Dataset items
+--

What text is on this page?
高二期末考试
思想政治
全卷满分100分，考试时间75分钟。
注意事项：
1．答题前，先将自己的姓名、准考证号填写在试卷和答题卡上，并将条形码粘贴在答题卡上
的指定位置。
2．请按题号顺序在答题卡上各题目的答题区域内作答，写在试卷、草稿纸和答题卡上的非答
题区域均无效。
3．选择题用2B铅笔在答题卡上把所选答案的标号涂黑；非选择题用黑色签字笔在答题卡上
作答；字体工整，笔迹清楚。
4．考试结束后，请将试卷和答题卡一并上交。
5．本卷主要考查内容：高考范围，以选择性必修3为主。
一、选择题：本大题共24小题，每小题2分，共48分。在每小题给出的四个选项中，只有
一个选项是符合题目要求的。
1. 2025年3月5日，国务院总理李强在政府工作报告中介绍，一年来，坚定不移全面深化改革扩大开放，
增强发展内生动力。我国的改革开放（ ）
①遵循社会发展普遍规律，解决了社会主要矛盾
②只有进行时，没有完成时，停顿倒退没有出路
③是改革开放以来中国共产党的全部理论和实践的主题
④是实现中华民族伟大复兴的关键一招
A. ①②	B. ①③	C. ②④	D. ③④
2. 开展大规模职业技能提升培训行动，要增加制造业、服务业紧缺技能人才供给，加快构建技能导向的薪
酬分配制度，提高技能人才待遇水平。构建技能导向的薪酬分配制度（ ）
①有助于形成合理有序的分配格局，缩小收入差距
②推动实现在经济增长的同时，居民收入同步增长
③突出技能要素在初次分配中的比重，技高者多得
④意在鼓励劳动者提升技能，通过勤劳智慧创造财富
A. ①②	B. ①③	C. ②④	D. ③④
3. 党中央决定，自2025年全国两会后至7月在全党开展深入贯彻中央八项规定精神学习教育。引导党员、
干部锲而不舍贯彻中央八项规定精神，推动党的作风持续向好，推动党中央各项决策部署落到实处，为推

+--

### Prompt
Reproduce the data in full, exactly as presented.

### Solution for this problem
What text is on this page?
高二期末考试
思想政治
全卷满分100分，考试时间75分钟。
注意事项：
1．答题前，先将自己的姓名、准考证号填写在试卷和答题卡上，并将条形码粘贴在答题卡上
的指定位置。
2．请按题号顺序在答题卡上各题目的答题区域内作答，写在试卷、草稿纸和答题卡上的非答
题区域均无效。
3．选择题用2B铅笔在答题卡上把所选答案的标号涂黑；非选择题用黑色签字笔在答题卡上
作答；字体工整，笔迹清楚。
4．考试结束后，请将试卷和答题卡一并上交。
5．本卷主要考查内容：高考范围，以选择性必修3为主。
一、选择题：本大题共24小题，每小题2分，共48分。在每小题给出的四个选项中，只有
一个选项是符合题目要求的。
1. 2025年3月5日，国务院总理李强在政府工作报告中介绍，一年来，坚定不移全面深化改革扩大开放，
增强发展内生动力。我国的改革开放（ ）
①遵循社会发展普遍规律，解决了社会主要矛盾
②只有进行时，没有完成时，停顿倒退没有出路
③是改革开放以来中国共产党的全部理论和实践的主题
④是实现中华民族伟大复兴的关键一招
A. ①②	B. ①③	C. ②④	D. ③④
2. 开展大规模职业技能提升培训行动，要增加制造业、服务业紧缺技能人才供给，加快构建技能导向的薪
酬分配制度，提高技能人才待遇水平。构建技能导向的薪酬分配制度（ ）
①有助于形成合理有序的分配格局，缩小收入差距
②推动实现在经济增长的同时，居民收入同步增长
③突出技能要素在初次分配中的比重，技高者多得
④意在鼓励劳动者提升技能，通过勤劳智慧创造财富
A. ①②	B. ①③	C. ②④	D. ③④
3. 党中央决定，自2025年全国两会后至7月在全党开展深入贯彻中央八项规定精神学习教育。引导党员、
干部锲而不舍贯彻中央八项规定精神，推动党的作风持续向好，推动党中央各项决策部署落到实处，为推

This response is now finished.